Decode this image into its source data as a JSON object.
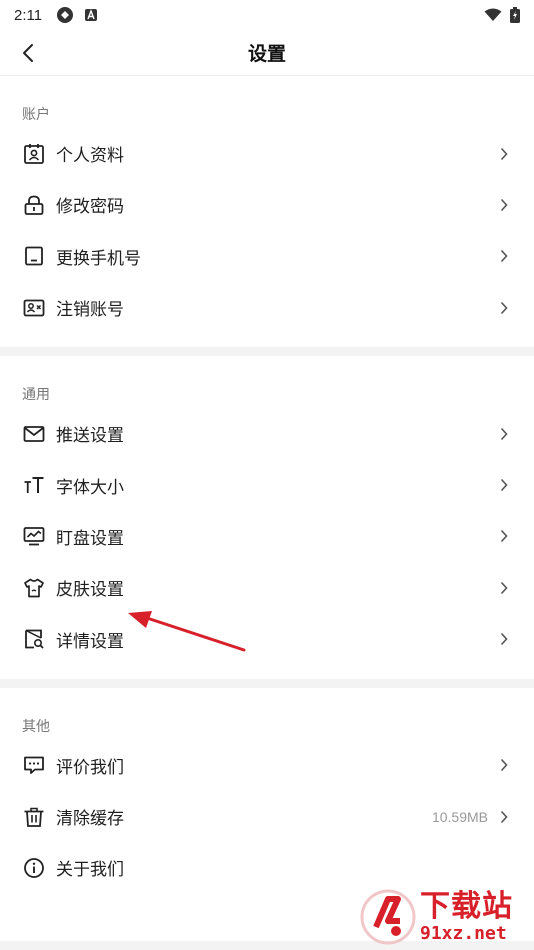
{
  "status_bar": {
    "time": "2:11"
  },
  "header": {
    "title": "设置"
  },
  "sections": {
    "account": {
      "label": "账户",
      "items": [
        {
          "label": "个人资料",
          "icon": "profile-card-icon"
        },
        {
          "label": "修改密码",
          "icon": "lock-icon"
        },
        {
          "label": "更换手机号",
          "icon": "phone-icon"
        },
        {
          "label": "注销账号",
          "icon": "id-card-x-icon"
        }
      ]
    },
    "general": {
      "label": "通用",
      "items": [
        {
          "label": "推送设置",
          "icon": "mail-icon"
        },
        {
          "label": "字体大小",
          "icon": "font-size-icon"
        },
        {
          "label": "盯盘设置",
          "icon": "monitor-chart-icon"
        },
        {
          "label": "皮肤设置",
          "icon": "shirt-icon"
        },
        {
          "label": "详情设置",
          "icon": "detail-search-icon"
        }
      ]
    },
    "other": {
      "label": "其他",
      "items": [
        {
          "label": "评价我们",
          "icon": "message-icon"
        },
        {
          "label": "清除缓存",
          "icon": "trash-icon",
          "value": "10.59MB"
        },
        {
          "label": "关于我们",
          "icon": "info-icon"
        }
      ]
    }
  },
  "watermark": {
    "main": "下载站",
    "sub": "91xz.net"
  },
  "colors": {
    "accent": "#d8202a",
    "divider": "#f3f3f3",
    "text": "#1f1f1f",
    "muted": "#777777"
  }
}
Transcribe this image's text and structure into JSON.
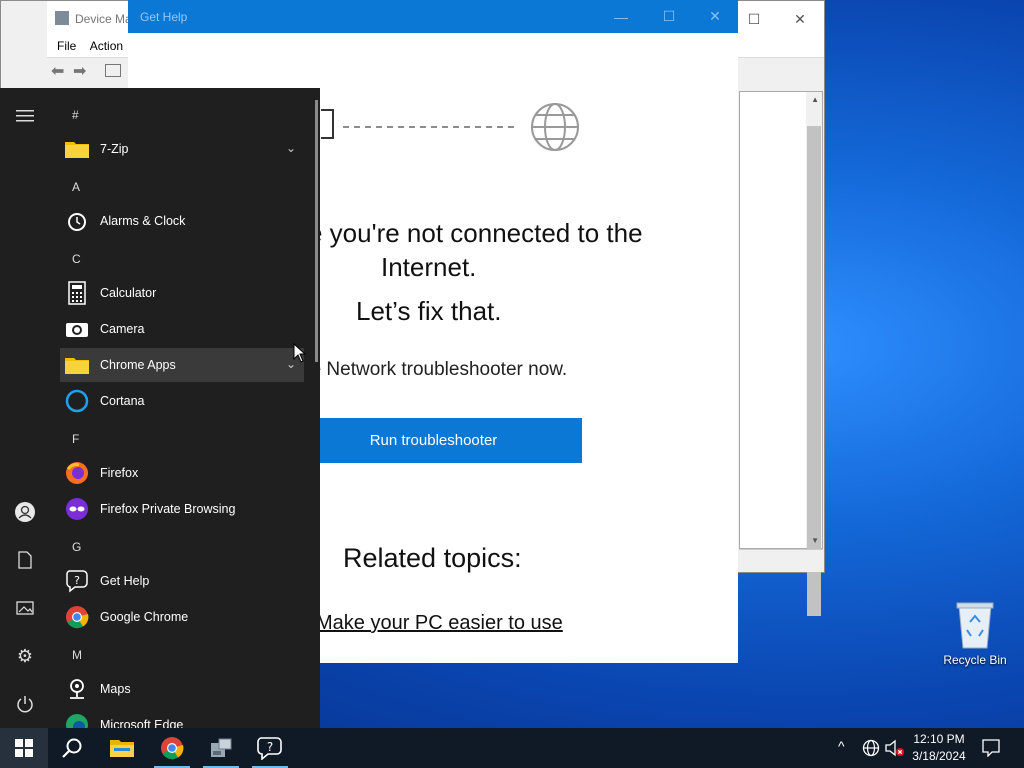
{
  "device_manager": {
    "title": "Device Ma",
    "menu": [
      "File",
      "Action"
    ],
    "minimize": "—",
    "maximize": "☐",
    "close": "✕"
  },
  "get_help": {
    "title": "Get Help",
    "minimize": "—",
    "maximize": "☐",
    "close": "✕",
    "headline_1": "e you're not connected to the",
    "headline_2": "Internet.",
    "headline_3": "Let’s fix that.",
    "instruction": "he Network troubleshooter now.",
    "run_button": "Run troubleshooter",
    "related_heading": "Related topics:",
    "related_link": "Make your PC easier to use"
  },
  "start_menu": {
    "sections": [
      {
        "letter": "#",
        "apps": [
          {
            "label": "7-Zip",
            "icon": "folder-icon",
            "expandable": true
          }
        ]
      },
      {
        "letter": "A",
        "apps": [
          {
            "label": "Alarms & Clock",
            "icon": "alarm-clock-icon"
          }
        ]
      },
      {
        "letter": "C",
        "apps": [
          {
            "label": "Calculator",
            "icon": "calculator-icon"
          },
          {
            "label": "Camera",
            "icon": "camera-icon"
          },
          {
            "label": "Chrome Apps",
            "icon": "folder-icon",
            "expandable": true,
            "highlighted": true
          },
          {
            "label": "Cortana",
            "icon": "cortana-icon"
          }
        ]
      },
      {
        "letter": "F",
        "apps": [
          {
            "label": "Firefox",
            "icon": "firefox-icon"
          },
          {
            "label": "Firefox Private Browsing",
            "icon": "firefox-private-icon"
          }
        ]
      },
      {
        "letter": "G",
        "apps": [
          {
            "label": "Get Help",
            "icon": "get-help-icon"
          },
          {
            "label": "Google Chrome",
            "icon": "chrome-icon"
          }
        ]
      },
      {
        "letter": "M",
        "apps": [
          {
            "label": "Maps",
            "icon": "maps-icon"
          },
          {
            "label": "Microsoft Edge",
            "icon": "edge-icon"
          }
        ]
      }
    ],
    "rail": [
      "hamburger-icon",
      "user-icon",
      "documents-icon",
      "pictures-icon",
      "settings-icon",
      "power-icon"
    ]
  },
  "taskbar": {
    "items": [
      "windows-start-icon",
      "search-icon",
      "file-explorer-icon",
      "chrome-icon",
      "device-manager-icon",
      "get-help-icon"
    ],
    "tray": [
      "chevron-up-icon",
      "network-icon",
      "volume-muted-icon",
      "notification-icon"
    ],
    "time": "12:10 PM",
    "date": "3/18/2024"
  },
  "desktop": {
    "recycle_bin_label": "Recycle Bin"
  },
  "colors": {
    "accent": "#0b78d6",
    "start_bg": "#1f1f1f",
    "taskbar_bg": "#101a26"
  }
}
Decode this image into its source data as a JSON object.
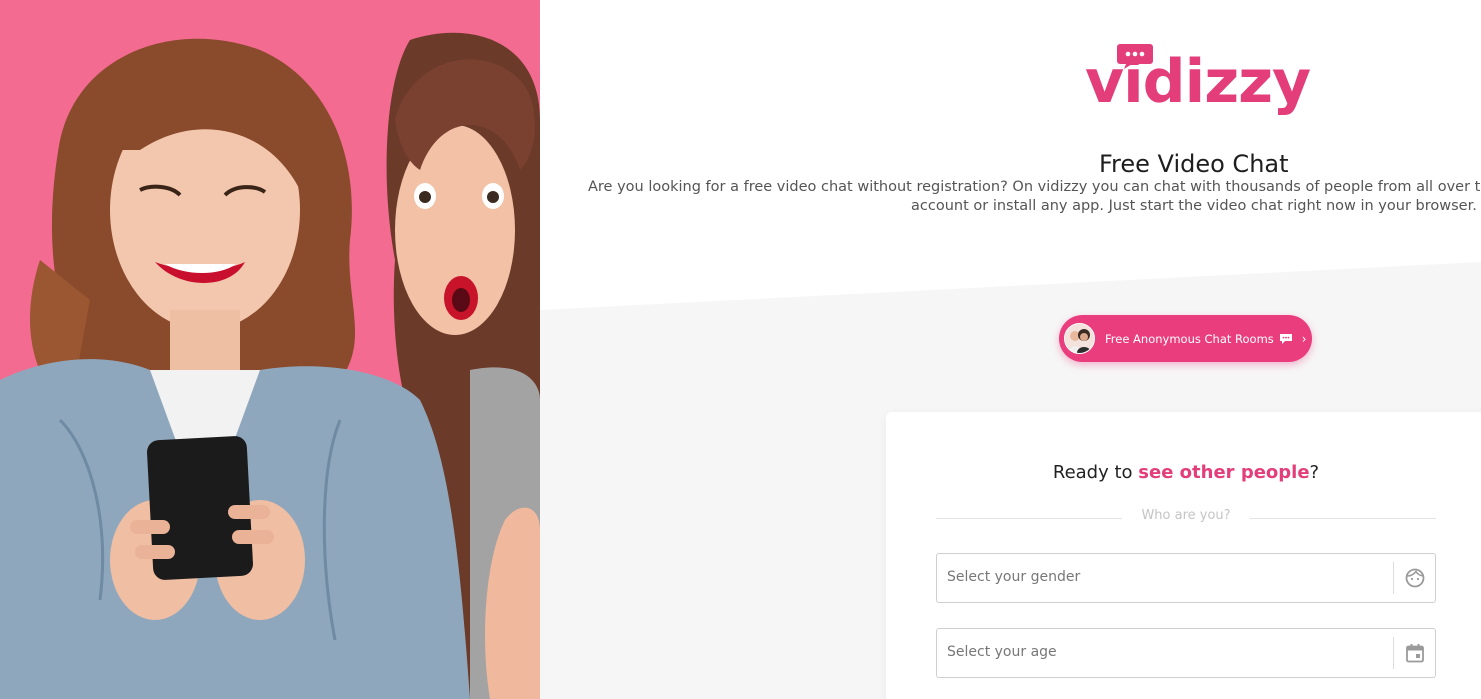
{
  "brand": {
    "logo_text": "vidizzy",
    "logo_icon": "chat-bubble-icon",
    "accent_color": "#e33d7a"
  },
  "hero": {
    "image": "two-women-looking-at-phone-photo",
    "background_color": "#f26d92"
  },
  "header": {
    "title": "Free Video Chat",
    "description_line1": "Are you looking for a free video chat without registration? On vidizzy you can chat with thousands of people from all over the w",
    "description_line2": "account or install any app. Just start the video chat right now in your browser."
  },
  "rooms_button": {
    "label": "Free Anonymous Chat Rooms",
    "icon": "chat-bubble-icon",
    "chevron": "›",
    "color": "#e93d7d"
  },
  "form": {
    "heading_prefix": "Ready to ",
    "heading_accent": "see other people",
    "heading_suffix": "?",
    "divider_label": "Who are you?",
    "gender": {
      "placeholder": "Select your gender",
      "icon": "face-icon"
    },
    "age": {
      "placeholder": "Select your age",
      "icon": "calendar-icon"
    }
  }
}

# # # # # # #

OBJECTIVE - Write out the material above again, word for word, minus its pictures.

ANSWER TO THIS PROBLEM -
Decode this image into its source data as a JSON object.
{
  "status_bar": {
    "time": "2:11"
  },
  "header": {
    "title": "设置"
  },
  "sections": {
    "account": {
      "label": "账户",
      "items": [
        {
          "label": "个人资料",
          "icon": "profile-card-icon"
        },
        {
          "label": "修改密码",
          "icon": "lock-icon"
        },
        {
          "label": "更换手机号",
          "icon": "phone-icon"
        },
        {
          "label": "注销账号",
          "icon": "id-card-x-icon"
        }
      ]
    },
    "general": {
      "label": "通用",
      "items": [
        {
          "label": "推送设置",
          "icon": "mail-icon"
        },
        {
          "label": "字体大小",
          "icon": "font-size-icon"
        },
        {
          "label": "盯盘设置",
          "icon": "monitor-chart-icon"
        },
        {
          "label": "皮肤设置",
          "icon": "shirt-icon"
        },
        {
          "label": "详情设置",
          "icon": "detail-search-icon"
        }
      ]
    },
    "other": {
      "label": "其他",
      "items": [
        {
          "label": "评价我们",
          "icon": "message-icon"
        },
        {
          "label": "清除缓存",
          "icon": "trash-icon",
          "value": "10.59MB"
        },
        {
          "label": "关于我们",
          "icon": "info-icon"
        }
      ]
    }
  },
  "watermark": {
    "main": "下载站",
    "sub": "91xz.net"
  },
  "colors": {
    "accent": "#d8202a",
    "divider": "#f3f3f3",
    "text": "#1f1f1f",
    "muted": "#777777"
  }
}
Transcribe this image's text and structure into JSON.
{
  "device_manager": {
    "title": "Device Ma",
    "menu": [
      "File",
      "Action"
    ],
    "minimize": "—",
    "maximize": "☐",
    "close": "✕"
  },
  "get_help": {
    "title": "Get Help",
    "minimize": "—",
    "maximize": "☐",
    "close": "✕",
    "headline_1": "e you're not connected to the",
    "headline_2": "Internet.",
    "headline_3": "Let’s fix that.",
    "instruction": "he Network troubleshooter now.",
    "run_button": "Run troubleshooter",
    "related_heading": "Related topics:",
    "related_link": "Make your PC easier to use"
  },
  "start_menu": {
    "sections": [
      {
        "letter": "#",
        "apps": [
          {
            "label": "7-Zip",
            "icon": "folder-icon",
            "expandable": true
          }
        ]
      },
      {
        "letter": "A",
        "apps": [
          {
            "label": "Alarms & Clock",
            "icon": "alarm-clock-icon"
          }
        ]
      },
      {
        "letter": "C",
        "apps": [
          {
            "label": "Calculator",
            "icon": "calculator-icon"
          },
          {
            "label": "Camera",
            "icon": "camera-icon"
          },
          {
            "label": "Chrome Apps",
            "icon": "folder-icon",
            "expandable": true,
            "highlighted": true
          },
          {
            "label": "Cortana",
            "icon": "cortana-icon"
          }
        ]
      },
      {
        "letter": "F",
        "apps": [
          {
            "label": "Firefox",
            "icon": "firefox-icon"
          },
          {
            "label": "Firefox Private Browsing",
            "icon": "firefox-private-icon"
          }
        ]
      },
      {
        "letter": "G",
        "apps": [
          {
            "label": "Get Help",
            "icon": "get-help-icon"
          },
          {
            "label": "Google Chrome",
            "icon": "chrome-icon"
          }
        ]
      },
      {
        "letter": "M",
        "apps": [
          {
            "label": "Maps",
            "icon": "maps-icon"
          },
          {
            "label": "Microsoft Edge",
            "icon": "edge-icon"
          }
        ]
      }
    ],
    "rail": [
      "hamburger-icon",
      "user-icon",
      "documents-icon",
      "pictures-icon",
      "settings-icon",
      "power-icon"
    ]
  },
  "taskbar": {
    "items": [
      "windows-start-icon",
      "search-icon",
      "file-explorer-icon",
      "chrome-icon",
      "device-manager-icon",
      "get-help-icon"
    ],
    "tray": [
      "chevron-up-icon",
      "network-icon",
      "volume-muted-icon",
      "notification-icon"
    ],
    "time": "12:10 PM",
    "date": "3/18/2024"
  },
  "desktop": {
    "recycle_bin_label": "Recycle Bin"
  },
  "colors": {
    "accent": "#0b78d6",
    "start_bg": "#1f1f1f",
    "taskbar_bg": "#101a26"
  }
}
Decode this image into its source data as a JSON object.
{
  "brand": {
    "logo_text": "vidizzy",
    "logo_icon": "chat-bubble-icon",
    "accent_color": "#e33d7a"
  },
  "hero": {
    "image": "two-women-looking-at-phone-photo",
    "background_color": "#f26d92"
  },
  "header": {
    "title": "Free Video Chat",
    "description_line1": "Are you looking for a free video chat without registration? On vidizzy you can chat with thousands of people from all over the w",
    "description_line2": "account or install any app. Just start the video chat right now in your browser."
  },
  "rooms_button": {
    "label": "Free Anonymous Chat Rooms",
    "icon": "chat-bubble-icon",
    "chevron": "›",
    "color": "#e93d7d"
  },
  "form": {
    "heading_prefix": "Ready to ",
    "heading_accent": "see other people",
    "heading_suffix": "?",
    "divider_label": "Who are you?",
    "gender": {
      "placeholder": "Select your gender",
      "icon": "face-icon"
    },
    "age": {
      "placeholder": "Select your age",
      "icon": "calendar-icon"
    }
  }
}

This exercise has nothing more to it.